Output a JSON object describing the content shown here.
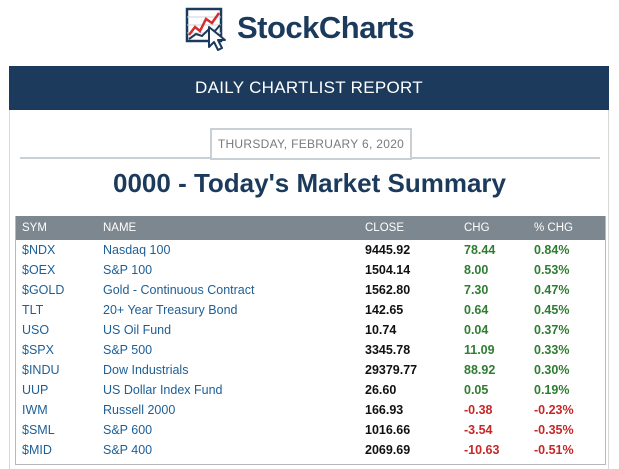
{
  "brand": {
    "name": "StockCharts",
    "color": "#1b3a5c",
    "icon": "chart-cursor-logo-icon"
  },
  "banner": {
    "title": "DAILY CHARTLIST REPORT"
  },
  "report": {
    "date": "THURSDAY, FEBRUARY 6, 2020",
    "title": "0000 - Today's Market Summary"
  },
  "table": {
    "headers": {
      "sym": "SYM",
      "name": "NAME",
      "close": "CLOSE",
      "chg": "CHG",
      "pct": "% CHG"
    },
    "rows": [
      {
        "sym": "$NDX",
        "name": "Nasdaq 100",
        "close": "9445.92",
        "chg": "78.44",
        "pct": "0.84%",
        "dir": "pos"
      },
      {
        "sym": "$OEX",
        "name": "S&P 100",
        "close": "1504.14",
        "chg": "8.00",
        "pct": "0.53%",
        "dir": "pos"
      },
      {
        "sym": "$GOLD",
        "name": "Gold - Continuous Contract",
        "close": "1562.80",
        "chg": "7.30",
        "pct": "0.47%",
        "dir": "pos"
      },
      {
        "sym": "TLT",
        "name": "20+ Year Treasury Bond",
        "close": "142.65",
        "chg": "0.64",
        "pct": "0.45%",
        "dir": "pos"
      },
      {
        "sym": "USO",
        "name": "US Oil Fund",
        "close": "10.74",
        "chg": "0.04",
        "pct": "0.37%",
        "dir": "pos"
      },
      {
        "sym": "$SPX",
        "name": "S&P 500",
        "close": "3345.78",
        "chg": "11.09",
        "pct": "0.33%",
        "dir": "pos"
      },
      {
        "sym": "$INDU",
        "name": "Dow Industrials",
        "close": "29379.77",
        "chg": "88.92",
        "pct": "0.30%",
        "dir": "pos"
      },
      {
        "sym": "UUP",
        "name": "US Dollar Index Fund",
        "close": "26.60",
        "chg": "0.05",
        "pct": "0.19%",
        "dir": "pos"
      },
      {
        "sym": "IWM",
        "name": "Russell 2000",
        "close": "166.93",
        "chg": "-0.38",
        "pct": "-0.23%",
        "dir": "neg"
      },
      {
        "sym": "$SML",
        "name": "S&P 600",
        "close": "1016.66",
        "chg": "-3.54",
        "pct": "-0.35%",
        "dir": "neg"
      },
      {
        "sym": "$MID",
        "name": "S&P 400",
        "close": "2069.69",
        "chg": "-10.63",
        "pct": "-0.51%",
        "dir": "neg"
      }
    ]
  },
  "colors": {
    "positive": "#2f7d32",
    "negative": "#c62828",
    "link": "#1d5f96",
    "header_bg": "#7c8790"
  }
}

-------

_BRIEF:_ Reproduce all of the data exactly, omitting each picture it holds.

_OUTPUT FOR THIS TASK:_
Output a JSON object describing the content shown here.
{
  "brand": {
    "name": "StockCharts",
    "color": "#1b3a5c",
    "icon": "chart-cursor-logo-icon"
  },
  "banner": {
    "title": "DAILY CHARTLIST REPORT"
  },
  "report": {
    "date": "THURSDAY, FEBRUARY 6, 2020",
    "title": "0000 - Today's Market Summary"
  },
  "table": {
    "headers": {
      "sym": "SYM",
      "name": "NAME",
      "close": "CLOSE",
      "chg": "CHG",
      "pct": "% CHG"
    },
    "rows": [
      {
        "sym": "$NDX",
        "name": "Nasdaq 100",
        "close": "9445.92",
        "chg": "78.44",
        "pct": "0.84%",
        "dir": "pos"
      },
      {
        "sym": "$OEX",
        "name": "S&P 100",
        "close": "1504.14",
        "chg": "8.00",
        "pct": "0.53%",
        "dir": "pos"
      },
      {
        "sym": "$GOLD",
        "name": "Gold - Continuous Contract",
        "close": "1562.80",
        "chg": "7.30",
        "pct": "0.47%",
        "dir": "pos"
      },
      {
        "sym": "TLT",
        "name": "20+ Year Treasury Bond",
        "close": "142.65",
        "chg": "0.64",
        "pct": "0.45%",
        "dir": "pos"
      },
      {
        "sym": "USO",
        "name": "US Oil Fund",
        "close": "10.74",
        "chg": "0.04",
        "pct": "0.37%",
        "dir": "pos"
      },
      {
        "sym": "$SPX",
        "name": "S&P 500",
        "close": "3345.78",
        "chg": "11.09",
        "pct": "0.33%",
        "dir": "pos"
      },
      {
        "sym": "$INDU",
        "name": "Dow Industrials",
        "close": "29379.77",
        "chg": "88.92",
        "pct": "0.30%",
        "dir": "pos"
      },
      {
        "sym": "UUP",
        "name": "US Dollar Index Fund",
        "close": "26.60",
        "chg": "0.05",
        "pct": "0.19%",
        "dir": "pos"
      },
      {
        "sym": "IWM",
        "name": "Russell 2000",
        "close": "166.93",
        "chg": "-0.38",
        "pct": "-0.23%",
        "dir": "neg"
      },
      {
        "sym": "$SML",
        "name": "S&P 600",
        "close": "1016.66",
        "chg": "-3.54",
        "pct": "-0.35%",
        "dir": "neg"
      },
      {
        "sym": "$MID",
        "name": "S&P 400",
        "close": "2069.69",
        "chg": "-10.63",
        "pct": "-0.51%",
        "dir": "neg"
      }
    ]
  },
  "colors": {
    "positive": "#2f7d32",
    "negative": "#c62828",
    "link": "#1d5f96",
    "header_bg": "#7c8790"
  }
}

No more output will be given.